Work to do: Copy out, from the entries below, each line holding the string "ポンド安".

Dataset content:
+===+
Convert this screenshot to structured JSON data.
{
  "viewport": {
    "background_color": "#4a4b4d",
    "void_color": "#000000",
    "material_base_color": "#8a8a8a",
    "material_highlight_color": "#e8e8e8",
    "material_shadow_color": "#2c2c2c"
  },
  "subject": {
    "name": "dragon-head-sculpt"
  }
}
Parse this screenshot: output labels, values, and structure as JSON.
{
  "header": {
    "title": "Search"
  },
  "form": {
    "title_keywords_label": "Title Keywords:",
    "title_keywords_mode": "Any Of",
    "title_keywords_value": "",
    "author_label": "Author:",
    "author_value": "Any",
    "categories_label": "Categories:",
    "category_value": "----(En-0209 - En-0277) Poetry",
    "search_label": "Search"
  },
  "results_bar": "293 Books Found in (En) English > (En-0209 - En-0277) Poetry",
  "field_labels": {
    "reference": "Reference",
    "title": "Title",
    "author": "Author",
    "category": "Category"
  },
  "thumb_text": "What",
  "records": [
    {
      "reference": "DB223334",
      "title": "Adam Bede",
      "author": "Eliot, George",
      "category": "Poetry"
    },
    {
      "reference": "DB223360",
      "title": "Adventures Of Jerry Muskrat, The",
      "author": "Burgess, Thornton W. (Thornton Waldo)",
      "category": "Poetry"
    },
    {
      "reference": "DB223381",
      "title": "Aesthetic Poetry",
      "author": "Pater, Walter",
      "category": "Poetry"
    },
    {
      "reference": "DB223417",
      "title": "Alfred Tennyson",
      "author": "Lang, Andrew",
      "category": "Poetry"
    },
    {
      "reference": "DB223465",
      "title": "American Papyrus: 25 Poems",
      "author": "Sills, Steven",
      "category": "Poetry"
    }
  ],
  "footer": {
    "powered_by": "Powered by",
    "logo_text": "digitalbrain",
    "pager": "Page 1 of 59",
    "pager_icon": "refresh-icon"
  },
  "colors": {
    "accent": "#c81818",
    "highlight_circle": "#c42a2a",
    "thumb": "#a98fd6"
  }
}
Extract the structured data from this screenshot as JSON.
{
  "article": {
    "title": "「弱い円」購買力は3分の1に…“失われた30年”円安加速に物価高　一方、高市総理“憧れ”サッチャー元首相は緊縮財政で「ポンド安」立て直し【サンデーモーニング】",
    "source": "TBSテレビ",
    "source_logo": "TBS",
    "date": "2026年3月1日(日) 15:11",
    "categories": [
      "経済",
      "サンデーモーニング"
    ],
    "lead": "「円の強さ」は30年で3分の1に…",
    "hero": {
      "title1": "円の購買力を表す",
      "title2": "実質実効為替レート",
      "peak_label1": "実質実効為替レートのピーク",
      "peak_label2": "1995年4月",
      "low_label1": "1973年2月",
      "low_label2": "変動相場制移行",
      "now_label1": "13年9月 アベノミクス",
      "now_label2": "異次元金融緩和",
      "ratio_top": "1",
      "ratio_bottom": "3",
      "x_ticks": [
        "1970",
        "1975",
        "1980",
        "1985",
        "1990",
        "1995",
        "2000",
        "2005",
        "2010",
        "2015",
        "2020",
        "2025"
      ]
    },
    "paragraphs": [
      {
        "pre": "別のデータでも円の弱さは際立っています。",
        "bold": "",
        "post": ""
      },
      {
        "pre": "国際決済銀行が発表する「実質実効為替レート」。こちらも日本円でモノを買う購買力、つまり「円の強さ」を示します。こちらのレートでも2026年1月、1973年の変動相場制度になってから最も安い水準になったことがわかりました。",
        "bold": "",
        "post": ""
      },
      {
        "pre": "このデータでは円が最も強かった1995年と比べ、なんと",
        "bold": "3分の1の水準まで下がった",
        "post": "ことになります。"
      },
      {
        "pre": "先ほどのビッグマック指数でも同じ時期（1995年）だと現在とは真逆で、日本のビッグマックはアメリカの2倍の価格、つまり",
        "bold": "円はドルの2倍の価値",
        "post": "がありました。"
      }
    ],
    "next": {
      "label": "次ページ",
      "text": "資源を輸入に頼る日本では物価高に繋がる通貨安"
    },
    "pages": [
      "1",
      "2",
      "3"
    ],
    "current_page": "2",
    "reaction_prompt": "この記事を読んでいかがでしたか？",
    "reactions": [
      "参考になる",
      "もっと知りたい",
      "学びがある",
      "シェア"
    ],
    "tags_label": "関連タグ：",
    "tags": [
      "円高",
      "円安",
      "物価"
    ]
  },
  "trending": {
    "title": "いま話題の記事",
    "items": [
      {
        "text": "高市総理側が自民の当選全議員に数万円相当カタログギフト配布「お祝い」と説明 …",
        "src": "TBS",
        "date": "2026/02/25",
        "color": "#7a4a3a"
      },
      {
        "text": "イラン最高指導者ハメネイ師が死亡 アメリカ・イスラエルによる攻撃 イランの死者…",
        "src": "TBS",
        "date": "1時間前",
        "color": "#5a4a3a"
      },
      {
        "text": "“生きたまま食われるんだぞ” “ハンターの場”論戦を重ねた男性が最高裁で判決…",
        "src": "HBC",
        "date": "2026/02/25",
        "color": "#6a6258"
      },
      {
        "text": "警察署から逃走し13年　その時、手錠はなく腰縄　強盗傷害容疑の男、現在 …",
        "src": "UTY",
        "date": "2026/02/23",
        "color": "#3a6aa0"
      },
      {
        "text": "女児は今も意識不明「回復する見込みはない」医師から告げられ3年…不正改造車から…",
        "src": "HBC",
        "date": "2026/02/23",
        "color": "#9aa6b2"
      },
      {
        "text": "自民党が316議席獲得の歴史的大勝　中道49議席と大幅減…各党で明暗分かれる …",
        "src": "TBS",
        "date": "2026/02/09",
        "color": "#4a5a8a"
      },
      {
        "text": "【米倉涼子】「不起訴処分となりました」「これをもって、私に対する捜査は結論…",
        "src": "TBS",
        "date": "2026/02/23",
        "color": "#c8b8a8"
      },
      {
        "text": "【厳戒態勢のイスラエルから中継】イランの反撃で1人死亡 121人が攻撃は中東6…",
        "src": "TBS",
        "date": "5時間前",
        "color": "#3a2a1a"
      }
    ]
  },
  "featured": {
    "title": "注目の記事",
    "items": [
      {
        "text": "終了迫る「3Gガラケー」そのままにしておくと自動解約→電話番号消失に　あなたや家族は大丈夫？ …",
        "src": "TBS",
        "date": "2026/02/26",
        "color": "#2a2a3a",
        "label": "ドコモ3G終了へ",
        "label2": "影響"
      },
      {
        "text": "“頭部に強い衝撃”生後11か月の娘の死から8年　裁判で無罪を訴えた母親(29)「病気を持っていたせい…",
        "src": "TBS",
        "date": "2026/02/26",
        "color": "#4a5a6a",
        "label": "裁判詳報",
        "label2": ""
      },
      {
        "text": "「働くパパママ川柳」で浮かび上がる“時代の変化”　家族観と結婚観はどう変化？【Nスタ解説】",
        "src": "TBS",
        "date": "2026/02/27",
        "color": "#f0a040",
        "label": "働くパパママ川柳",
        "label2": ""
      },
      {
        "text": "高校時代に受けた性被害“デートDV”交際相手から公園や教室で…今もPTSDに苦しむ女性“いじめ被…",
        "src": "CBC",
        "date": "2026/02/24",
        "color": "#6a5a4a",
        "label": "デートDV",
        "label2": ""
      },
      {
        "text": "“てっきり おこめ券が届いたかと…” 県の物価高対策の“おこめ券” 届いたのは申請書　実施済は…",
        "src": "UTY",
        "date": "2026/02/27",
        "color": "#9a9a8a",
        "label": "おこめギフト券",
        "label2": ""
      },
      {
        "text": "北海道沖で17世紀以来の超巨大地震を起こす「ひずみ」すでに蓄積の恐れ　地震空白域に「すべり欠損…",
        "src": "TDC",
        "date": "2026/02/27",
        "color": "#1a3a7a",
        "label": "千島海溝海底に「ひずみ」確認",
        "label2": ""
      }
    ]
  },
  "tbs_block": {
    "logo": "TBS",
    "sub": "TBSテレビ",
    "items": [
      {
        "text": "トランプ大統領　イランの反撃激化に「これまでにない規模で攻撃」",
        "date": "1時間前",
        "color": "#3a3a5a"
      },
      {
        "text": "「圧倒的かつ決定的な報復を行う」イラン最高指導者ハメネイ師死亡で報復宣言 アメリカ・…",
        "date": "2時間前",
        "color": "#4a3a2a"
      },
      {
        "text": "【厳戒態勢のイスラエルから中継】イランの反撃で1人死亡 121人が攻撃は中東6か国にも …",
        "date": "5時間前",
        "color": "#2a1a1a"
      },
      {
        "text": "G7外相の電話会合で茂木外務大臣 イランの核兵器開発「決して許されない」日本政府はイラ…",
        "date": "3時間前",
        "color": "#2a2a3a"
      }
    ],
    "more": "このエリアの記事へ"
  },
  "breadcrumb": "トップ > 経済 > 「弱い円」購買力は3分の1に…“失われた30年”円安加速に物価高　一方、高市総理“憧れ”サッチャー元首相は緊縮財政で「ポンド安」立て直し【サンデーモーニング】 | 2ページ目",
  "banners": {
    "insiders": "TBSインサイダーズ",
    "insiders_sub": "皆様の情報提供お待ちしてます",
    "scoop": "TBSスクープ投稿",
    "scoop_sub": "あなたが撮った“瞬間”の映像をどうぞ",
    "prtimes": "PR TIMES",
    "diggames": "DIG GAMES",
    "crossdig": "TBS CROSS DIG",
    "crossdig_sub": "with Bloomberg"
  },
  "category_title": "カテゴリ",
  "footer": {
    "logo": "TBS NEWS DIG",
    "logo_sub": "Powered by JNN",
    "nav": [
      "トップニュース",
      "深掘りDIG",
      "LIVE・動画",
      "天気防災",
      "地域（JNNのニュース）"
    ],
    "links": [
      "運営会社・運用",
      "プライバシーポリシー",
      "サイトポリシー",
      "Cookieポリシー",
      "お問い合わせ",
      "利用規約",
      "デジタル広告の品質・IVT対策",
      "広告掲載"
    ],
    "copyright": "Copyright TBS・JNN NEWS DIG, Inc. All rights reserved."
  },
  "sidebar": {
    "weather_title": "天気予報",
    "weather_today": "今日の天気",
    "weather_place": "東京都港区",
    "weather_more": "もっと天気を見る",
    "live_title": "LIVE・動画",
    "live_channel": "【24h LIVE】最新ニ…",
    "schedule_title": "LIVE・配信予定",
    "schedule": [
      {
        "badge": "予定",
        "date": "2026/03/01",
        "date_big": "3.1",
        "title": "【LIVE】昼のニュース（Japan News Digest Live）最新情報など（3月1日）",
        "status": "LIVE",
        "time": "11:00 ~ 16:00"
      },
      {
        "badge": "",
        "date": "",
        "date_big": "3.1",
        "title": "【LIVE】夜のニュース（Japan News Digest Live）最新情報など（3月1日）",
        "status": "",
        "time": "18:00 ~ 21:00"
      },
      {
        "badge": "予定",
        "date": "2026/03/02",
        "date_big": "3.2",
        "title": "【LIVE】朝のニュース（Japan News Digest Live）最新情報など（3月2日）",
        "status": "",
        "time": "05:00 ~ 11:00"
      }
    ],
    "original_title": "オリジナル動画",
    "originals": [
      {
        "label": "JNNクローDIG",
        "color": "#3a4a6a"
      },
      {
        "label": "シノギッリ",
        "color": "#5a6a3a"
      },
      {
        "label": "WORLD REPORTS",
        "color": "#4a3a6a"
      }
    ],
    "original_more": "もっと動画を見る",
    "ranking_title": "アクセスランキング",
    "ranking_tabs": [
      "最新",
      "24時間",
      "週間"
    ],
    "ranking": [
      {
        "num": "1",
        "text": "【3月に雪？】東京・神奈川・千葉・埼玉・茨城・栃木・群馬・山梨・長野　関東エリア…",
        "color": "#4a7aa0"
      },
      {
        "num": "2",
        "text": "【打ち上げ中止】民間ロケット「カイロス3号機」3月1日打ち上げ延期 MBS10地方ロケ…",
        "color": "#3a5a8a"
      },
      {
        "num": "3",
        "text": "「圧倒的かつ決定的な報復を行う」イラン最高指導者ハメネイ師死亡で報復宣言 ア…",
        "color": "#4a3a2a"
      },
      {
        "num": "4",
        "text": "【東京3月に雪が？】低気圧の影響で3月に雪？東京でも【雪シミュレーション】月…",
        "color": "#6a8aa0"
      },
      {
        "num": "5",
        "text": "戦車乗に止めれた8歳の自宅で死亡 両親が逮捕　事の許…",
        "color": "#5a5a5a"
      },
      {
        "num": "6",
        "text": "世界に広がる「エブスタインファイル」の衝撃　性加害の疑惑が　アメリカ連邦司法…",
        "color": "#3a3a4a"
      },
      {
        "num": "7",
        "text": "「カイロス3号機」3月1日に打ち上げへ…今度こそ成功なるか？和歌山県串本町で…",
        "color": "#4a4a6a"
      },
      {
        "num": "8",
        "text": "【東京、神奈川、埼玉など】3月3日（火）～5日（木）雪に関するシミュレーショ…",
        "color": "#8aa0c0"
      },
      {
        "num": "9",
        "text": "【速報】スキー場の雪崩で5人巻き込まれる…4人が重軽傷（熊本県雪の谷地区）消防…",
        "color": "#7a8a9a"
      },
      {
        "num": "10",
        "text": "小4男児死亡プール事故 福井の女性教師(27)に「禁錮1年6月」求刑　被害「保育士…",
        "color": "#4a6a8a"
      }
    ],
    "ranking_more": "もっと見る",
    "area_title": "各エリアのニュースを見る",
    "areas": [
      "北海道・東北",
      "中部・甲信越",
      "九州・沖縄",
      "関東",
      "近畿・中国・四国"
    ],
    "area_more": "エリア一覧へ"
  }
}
+===+
Exercise output:
    "title": "「弱い円」購買力は3分の1に…“失われた30年”円安加速に物価高　一方、高市総理“憧れ”サッチャー元首相は緊縮財政で「ポンド安」立て直し【サンデーモーニング】",
  "breadcrumb": "トップ > 経済 > 「弱い円」購買力は3分の1に…“失われた30年”円安加速に物価高　一方、高市総理“憧れ”サッチャー元首相は緊縮財政で「ポンド安」立て直し【サンデーモーニング】 | 2ページ目",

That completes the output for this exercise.